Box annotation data
begin
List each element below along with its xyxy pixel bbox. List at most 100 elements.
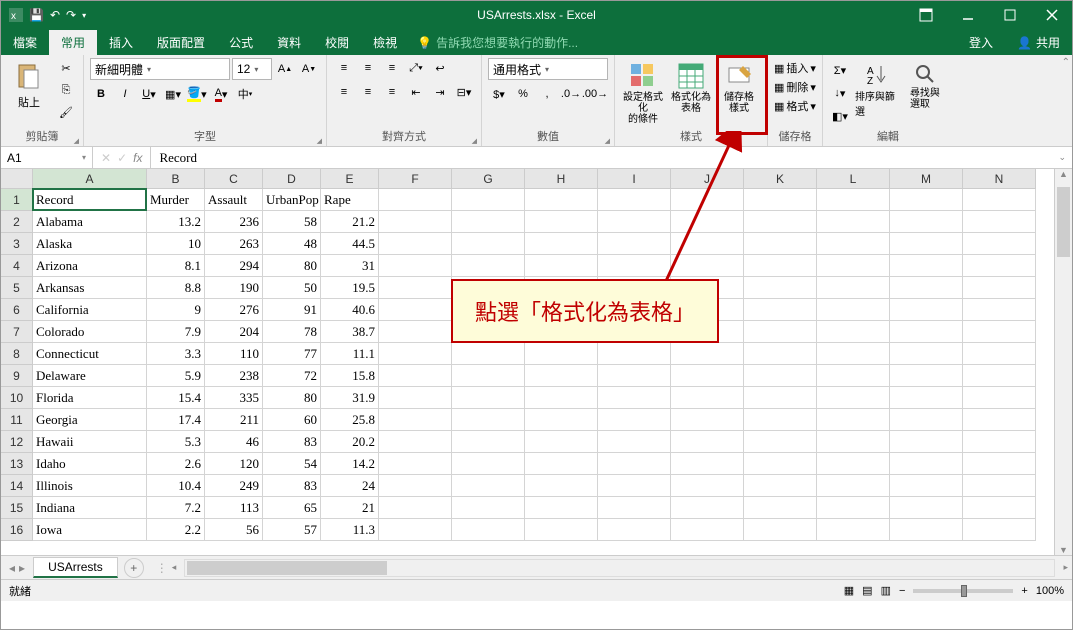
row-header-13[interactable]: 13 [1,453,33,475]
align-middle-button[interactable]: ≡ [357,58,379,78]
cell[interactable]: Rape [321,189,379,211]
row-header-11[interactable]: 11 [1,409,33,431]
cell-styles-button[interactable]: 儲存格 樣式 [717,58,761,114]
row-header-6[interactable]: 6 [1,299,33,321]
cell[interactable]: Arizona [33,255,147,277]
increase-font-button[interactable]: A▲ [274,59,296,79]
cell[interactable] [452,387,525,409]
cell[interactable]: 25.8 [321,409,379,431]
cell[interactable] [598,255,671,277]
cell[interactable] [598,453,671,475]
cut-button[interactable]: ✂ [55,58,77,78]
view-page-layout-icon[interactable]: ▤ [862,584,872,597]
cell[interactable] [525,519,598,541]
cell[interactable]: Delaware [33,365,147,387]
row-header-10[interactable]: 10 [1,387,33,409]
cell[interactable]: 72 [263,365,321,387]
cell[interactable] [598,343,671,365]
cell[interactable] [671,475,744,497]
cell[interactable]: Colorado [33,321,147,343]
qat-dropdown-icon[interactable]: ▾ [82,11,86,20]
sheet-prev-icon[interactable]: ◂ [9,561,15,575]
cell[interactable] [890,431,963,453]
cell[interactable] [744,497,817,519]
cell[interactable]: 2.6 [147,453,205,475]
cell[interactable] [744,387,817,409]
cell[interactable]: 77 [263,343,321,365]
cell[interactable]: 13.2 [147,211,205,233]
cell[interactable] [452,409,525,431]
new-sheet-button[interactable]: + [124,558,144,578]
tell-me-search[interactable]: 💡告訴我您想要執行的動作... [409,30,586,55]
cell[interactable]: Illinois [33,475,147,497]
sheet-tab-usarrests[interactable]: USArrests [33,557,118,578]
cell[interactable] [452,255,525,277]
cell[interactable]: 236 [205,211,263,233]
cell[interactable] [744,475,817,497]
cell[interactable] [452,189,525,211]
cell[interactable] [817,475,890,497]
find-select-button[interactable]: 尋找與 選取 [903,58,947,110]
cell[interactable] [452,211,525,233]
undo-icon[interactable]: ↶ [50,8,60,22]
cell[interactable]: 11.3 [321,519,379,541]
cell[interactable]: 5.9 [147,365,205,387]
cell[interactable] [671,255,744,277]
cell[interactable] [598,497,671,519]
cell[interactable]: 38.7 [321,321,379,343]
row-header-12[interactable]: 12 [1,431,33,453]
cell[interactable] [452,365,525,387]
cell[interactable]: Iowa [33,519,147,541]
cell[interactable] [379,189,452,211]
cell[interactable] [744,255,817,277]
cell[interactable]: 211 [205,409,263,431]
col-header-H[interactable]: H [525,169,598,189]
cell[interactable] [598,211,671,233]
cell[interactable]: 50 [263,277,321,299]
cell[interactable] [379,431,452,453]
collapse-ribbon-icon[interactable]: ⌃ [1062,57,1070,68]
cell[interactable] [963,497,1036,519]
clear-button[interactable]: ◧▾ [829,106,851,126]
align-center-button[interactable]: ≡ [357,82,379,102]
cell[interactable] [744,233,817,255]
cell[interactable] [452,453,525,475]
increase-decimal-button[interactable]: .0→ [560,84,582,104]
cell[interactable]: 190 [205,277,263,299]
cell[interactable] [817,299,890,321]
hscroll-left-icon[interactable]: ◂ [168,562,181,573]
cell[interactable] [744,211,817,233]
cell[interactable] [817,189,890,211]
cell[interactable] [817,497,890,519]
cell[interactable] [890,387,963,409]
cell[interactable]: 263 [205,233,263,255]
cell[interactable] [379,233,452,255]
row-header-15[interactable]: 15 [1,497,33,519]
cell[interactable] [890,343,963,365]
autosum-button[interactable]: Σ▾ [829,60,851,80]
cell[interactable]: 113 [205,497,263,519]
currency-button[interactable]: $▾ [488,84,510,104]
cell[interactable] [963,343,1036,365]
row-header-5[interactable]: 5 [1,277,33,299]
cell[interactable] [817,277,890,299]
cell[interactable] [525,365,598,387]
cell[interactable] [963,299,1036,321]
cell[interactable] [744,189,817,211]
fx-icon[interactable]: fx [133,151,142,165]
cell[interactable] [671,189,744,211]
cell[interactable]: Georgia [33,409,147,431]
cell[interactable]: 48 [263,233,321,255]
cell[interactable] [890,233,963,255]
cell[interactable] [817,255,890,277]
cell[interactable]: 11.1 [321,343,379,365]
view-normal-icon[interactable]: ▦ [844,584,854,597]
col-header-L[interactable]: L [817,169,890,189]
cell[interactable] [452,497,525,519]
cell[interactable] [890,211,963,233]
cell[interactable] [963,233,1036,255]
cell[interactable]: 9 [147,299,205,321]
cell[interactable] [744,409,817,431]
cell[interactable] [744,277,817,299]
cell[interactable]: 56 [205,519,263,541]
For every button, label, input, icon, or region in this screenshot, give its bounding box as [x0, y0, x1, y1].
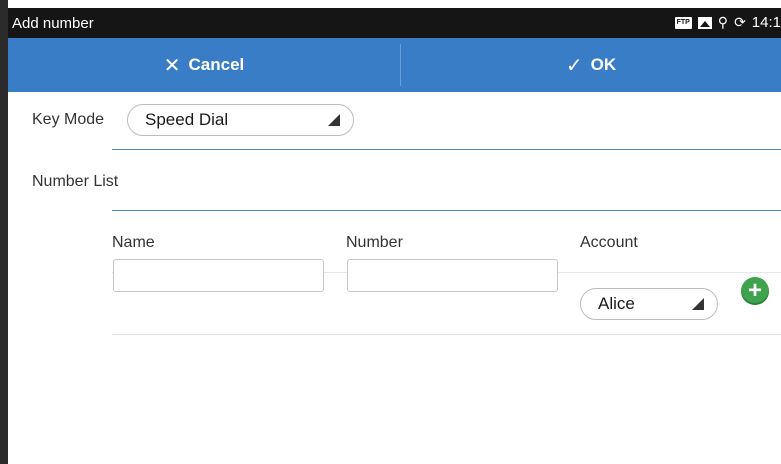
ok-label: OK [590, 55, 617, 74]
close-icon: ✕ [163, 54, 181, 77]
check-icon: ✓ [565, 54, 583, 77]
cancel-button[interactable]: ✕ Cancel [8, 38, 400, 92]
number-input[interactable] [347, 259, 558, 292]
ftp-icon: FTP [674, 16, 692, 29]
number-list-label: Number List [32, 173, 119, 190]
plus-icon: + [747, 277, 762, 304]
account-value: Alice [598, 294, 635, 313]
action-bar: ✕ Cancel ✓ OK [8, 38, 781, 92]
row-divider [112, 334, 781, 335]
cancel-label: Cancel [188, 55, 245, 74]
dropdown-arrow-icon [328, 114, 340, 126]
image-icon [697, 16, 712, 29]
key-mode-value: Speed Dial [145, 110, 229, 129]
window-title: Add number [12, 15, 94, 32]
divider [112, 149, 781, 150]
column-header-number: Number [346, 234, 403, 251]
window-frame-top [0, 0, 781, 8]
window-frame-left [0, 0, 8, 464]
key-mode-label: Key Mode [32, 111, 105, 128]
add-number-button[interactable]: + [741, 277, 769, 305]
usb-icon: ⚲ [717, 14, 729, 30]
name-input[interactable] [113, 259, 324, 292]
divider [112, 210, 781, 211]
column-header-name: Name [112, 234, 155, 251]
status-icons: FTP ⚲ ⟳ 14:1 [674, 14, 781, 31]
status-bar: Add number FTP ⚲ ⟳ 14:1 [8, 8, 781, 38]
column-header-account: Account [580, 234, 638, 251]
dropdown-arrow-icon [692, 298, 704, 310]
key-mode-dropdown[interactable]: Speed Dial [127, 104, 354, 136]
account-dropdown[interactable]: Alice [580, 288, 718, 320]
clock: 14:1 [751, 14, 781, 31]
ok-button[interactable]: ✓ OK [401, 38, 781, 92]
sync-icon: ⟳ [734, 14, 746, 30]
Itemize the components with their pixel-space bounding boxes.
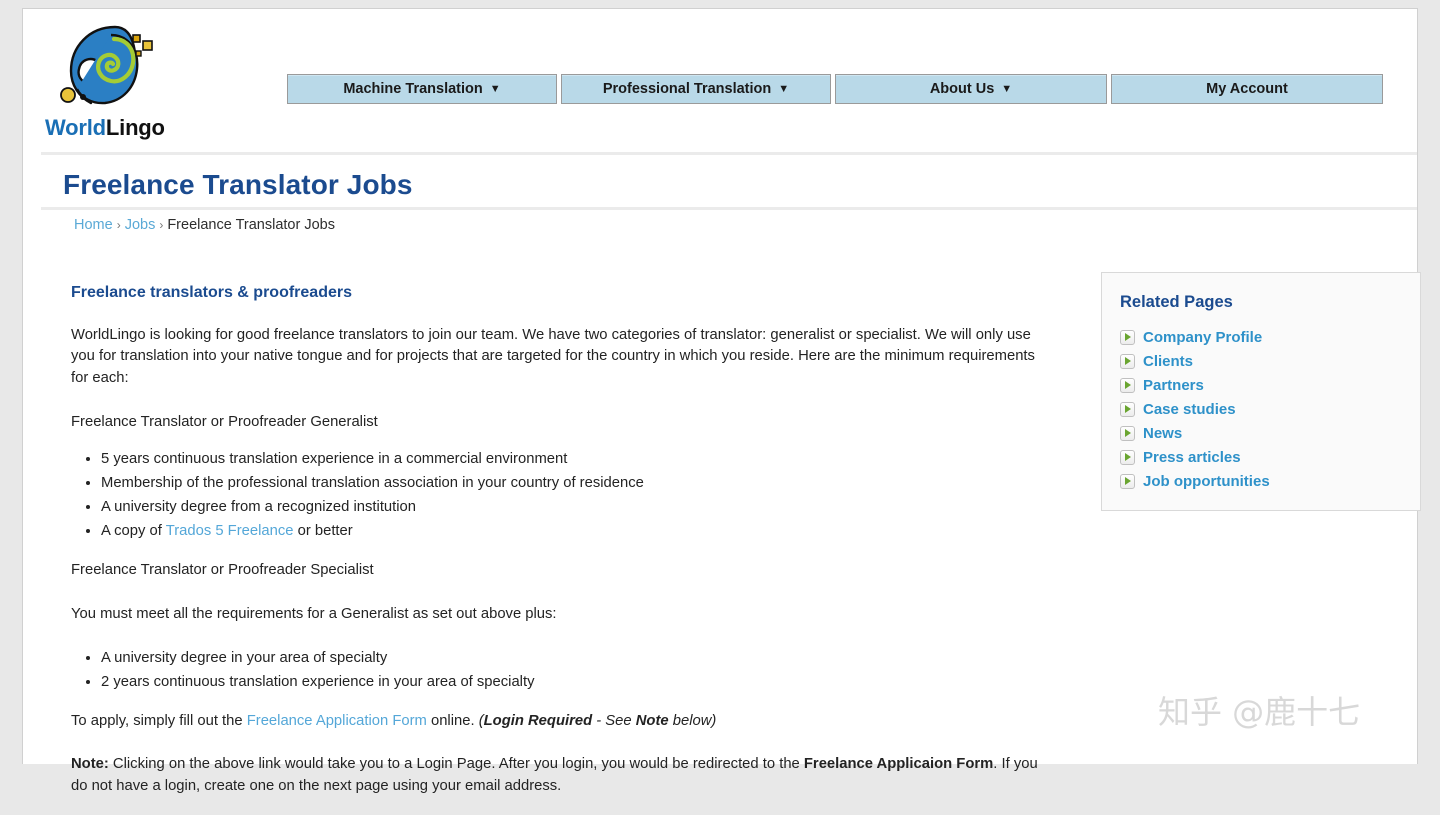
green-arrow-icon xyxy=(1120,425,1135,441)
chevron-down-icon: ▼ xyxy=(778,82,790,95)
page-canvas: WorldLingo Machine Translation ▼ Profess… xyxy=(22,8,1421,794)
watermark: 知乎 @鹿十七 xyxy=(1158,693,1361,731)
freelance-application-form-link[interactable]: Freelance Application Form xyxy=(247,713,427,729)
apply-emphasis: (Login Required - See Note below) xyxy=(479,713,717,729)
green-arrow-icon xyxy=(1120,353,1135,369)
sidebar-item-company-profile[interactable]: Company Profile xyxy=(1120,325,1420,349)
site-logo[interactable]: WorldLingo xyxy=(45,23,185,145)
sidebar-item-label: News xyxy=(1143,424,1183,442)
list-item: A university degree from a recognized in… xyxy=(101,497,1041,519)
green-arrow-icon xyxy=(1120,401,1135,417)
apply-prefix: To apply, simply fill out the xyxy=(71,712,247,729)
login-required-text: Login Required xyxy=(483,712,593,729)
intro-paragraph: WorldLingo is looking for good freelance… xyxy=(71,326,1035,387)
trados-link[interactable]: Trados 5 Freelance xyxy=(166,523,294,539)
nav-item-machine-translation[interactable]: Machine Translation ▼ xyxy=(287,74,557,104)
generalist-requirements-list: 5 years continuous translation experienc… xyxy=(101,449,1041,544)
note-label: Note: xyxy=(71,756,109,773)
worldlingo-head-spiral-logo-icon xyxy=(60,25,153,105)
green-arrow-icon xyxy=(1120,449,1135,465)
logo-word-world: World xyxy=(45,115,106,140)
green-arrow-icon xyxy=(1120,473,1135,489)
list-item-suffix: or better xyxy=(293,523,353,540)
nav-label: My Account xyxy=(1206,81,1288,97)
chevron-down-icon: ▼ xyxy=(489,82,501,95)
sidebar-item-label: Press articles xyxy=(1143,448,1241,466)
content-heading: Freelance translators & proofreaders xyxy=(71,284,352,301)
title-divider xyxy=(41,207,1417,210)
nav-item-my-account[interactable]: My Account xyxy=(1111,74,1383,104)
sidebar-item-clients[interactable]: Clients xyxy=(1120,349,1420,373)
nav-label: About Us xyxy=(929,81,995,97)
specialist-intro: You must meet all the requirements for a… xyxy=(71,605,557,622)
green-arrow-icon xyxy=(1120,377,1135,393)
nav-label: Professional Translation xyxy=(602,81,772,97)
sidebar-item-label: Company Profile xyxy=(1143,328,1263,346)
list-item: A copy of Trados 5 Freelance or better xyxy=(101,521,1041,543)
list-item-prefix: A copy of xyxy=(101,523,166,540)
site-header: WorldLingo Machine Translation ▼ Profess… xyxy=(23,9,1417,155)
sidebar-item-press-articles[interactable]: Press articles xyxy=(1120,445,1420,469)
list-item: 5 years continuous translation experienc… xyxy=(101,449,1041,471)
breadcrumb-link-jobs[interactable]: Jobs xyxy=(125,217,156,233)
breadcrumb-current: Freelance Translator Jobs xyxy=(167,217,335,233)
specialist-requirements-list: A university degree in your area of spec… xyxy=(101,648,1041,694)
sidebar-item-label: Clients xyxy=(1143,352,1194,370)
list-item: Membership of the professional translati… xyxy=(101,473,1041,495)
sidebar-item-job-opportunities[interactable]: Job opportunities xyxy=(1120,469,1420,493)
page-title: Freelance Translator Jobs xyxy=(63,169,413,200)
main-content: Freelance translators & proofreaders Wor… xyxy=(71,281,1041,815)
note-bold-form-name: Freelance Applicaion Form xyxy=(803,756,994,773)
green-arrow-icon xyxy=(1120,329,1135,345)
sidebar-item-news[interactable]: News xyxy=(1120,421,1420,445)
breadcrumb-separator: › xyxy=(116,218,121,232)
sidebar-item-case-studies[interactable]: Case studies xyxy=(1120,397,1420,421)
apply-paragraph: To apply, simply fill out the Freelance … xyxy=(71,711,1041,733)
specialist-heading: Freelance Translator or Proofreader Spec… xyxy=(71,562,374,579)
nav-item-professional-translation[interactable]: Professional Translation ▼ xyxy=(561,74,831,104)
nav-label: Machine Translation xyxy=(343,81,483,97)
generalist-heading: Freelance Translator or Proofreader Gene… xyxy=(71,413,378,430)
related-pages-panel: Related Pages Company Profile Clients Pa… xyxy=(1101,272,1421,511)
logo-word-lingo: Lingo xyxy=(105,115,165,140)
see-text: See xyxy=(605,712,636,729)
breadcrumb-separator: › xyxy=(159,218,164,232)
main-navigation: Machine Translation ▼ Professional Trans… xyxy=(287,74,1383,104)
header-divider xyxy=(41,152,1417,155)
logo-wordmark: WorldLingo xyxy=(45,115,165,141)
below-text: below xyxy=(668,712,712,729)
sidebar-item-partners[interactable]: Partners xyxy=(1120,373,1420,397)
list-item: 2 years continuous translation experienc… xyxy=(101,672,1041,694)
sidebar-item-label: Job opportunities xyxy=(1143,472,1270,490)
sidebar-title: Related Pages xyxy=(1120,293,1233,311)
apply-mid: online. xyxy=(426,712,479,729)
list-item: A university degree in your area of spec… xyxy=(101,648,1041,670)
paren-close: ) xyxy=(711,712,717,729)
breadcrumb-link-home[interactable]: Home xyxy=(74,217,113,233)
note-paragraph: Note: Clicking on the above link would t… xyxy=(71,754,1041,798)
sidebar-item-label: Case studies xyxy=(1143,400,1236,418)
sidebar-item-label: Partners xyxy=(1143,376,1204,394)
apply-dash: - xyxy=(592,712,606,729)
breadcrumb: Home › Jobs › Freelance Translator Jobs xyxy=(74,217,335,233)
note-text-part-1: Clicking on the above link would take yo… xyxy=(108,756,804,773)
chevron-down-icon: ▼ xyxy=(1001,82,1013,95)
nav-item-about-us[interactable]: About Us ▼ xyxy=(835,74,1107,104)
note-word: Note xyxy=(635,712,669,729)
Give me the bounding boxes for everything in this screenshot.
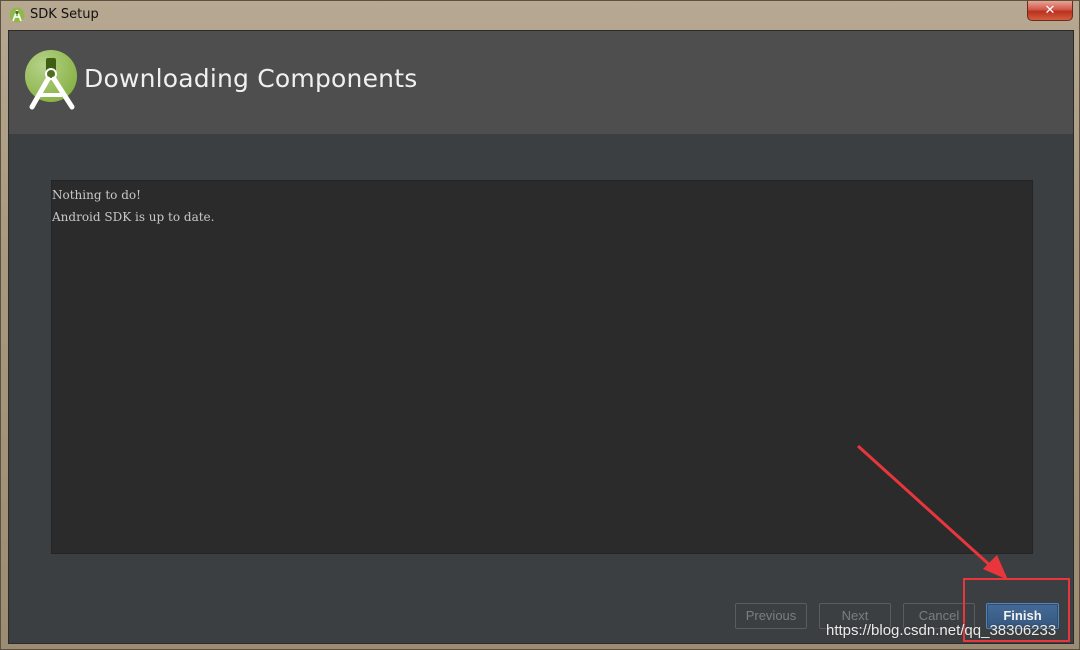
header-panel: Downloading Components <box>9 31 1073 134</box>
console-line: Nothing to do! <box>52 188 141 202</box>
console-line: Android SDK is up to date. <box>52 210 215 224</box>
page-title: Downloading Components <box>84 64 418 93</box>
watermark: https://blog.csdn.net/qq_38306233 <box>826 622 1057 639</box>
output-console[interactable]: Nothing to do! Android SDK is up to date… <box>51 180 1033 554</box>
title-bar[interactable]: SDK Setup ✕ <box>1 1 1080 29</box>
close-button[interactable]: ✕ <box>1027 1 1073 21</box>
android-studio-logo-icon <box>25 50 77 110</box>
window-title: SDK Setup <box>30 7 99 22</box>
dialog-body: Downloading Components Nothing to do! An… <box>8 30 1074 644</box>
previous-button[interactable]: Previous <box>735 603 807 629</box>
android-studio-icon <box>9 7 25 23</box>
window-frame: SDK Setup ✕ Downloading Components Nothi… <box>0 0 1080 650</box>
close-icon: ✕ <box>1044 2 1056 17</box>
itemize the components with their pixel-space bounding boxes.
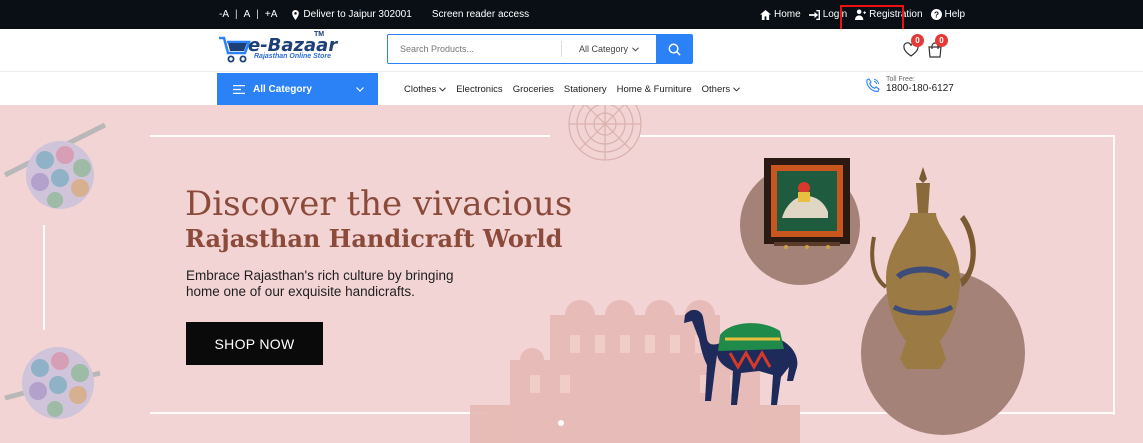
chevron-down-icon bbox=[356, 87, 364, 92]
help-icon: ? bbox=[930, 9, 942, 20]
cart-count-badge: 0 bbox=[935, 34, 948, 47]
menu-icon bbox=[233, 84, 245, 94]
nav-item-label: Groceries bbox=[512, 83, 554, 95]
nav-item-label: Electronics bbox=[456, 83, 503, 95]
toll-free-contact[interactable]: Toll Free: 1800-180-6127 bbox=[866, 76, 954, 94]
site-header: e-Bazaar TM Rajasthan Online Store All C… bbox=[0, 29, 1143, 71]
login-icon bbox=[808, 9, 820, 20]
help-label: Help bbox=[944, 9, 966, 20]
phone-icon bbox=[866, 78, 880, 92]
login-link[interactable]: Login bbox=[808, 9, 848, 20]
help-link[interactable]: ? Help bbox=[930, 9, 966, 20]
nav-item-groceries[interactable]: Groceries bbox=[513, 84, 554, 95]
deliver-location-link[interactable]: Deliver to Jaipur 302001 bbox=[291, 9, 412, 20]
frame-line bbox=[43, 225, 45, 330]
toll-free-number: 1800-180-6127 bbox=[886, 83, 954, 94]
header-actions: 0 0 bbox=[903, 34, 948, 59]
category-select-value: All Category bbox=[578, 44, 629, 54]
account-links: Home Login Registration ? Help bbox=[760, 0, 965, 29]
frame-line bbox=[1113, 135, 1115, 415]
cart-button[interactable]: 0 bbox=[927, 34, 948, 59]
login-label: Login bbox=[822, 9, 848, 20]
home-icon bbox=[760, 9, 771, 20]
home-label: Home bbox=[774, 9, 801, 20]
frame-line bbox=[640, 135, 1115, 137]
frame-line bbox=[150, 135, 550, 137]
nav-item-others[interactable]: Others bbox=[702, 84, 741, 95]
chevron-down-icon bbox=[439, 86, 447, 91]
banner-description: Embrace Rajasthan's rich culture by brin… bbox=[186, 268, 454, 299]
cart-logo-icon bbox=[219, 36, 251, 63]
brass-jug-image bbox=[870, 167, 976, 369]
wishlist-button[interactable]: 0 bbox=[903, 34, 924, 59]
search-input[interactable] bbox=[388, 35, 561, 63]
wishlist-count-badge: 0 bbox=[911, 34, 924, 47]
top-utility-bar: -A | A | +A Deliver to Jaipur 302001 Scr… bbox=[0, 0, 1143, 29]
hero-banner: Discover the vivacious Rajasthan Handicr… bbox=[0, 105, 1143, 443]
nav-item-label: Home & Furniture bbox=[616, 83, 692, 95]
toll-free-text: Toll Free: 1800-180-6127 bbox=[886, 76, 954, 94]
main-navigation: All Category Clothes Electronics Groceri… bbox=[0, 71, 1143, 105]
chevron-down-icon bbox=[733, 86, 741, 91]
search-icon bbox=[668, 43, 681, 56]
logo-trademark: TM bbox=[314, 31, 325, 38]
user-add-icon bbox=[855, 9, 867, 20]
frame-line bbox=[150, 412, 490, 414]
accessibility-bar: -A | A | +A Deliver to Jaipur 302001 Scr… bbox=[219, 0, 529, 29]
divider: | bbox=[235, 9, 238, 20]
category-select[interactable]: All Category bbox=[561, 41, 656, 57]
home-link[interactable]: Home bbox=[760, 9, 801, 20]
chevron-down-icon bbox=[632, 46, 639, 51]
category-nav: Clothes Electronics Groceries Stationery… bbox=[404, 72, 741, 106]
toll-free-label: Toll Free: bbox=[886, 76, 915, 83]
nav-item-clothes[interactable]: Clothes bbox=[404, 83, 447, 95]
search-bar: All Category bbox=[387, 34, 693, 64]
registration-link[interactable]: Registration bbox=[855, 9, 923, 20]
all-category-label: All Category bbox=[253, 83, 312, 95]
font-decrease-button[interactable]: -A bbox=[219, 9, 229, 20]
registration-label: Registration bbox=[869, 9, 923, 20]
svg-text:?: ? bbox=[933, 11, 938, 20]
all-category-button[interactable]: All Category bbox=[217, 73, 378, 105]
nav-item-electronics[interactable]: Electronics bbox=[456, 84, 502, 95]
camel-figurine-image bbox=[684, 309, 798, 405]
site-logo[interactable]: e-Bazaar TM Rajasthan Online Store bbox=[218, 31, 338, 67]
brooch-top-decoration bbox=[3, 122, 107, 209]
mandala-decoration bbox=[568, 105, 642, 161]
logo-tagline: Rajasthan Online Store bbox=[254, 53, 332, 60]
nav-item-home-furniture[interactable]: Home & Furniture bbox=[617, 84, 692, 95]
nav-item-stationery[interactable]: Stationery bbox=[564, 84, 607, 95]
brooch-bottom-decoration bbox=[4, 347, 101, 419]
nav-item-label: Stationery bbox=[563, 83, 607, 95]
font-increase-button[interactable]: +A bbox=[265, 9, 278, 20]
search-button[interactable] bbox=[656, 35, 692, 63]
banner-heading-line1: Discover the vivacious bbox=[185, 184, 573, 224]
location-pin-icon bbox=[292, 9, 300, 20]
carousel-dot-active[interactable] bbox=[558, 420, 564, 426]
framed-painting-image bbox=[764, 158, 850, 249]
end
● **Exercise directions**
Set out the lines of the entries between the line holding "row-header-13[interactable]: 13 [1,453,33,475]" and the line holding "cell[interactable] [598,255,671,277]", inclusive, as a numbered list with any blank lines omitted.

● **Solution for this problem**
1. row-header-13[interactable]: 13 [1,453,33,475]
2. align-middle-button[interactable]: ≡ [357,58,379,78]
3. cell[interactable]: Rape [321,189,379,211]
4. row-header-11[interactable]: 11 [1,409,33,431]
5. cell-styles-button[interactable]: 儲存格 樣式 [717,58,761,114]
6. row-header-6[interactable]: 6 [1,299,33,321]
7. cell[interactable]: Arizona [33,255,147,277]
8. increase-font-button[interactable]: A▲ [274,59,296,79]
9. cell[interactable] [452,387,525,409]
10. cell[interactable]: 25.8 [321,409,379,431]
11. cell[interactable] [598,255,671,277]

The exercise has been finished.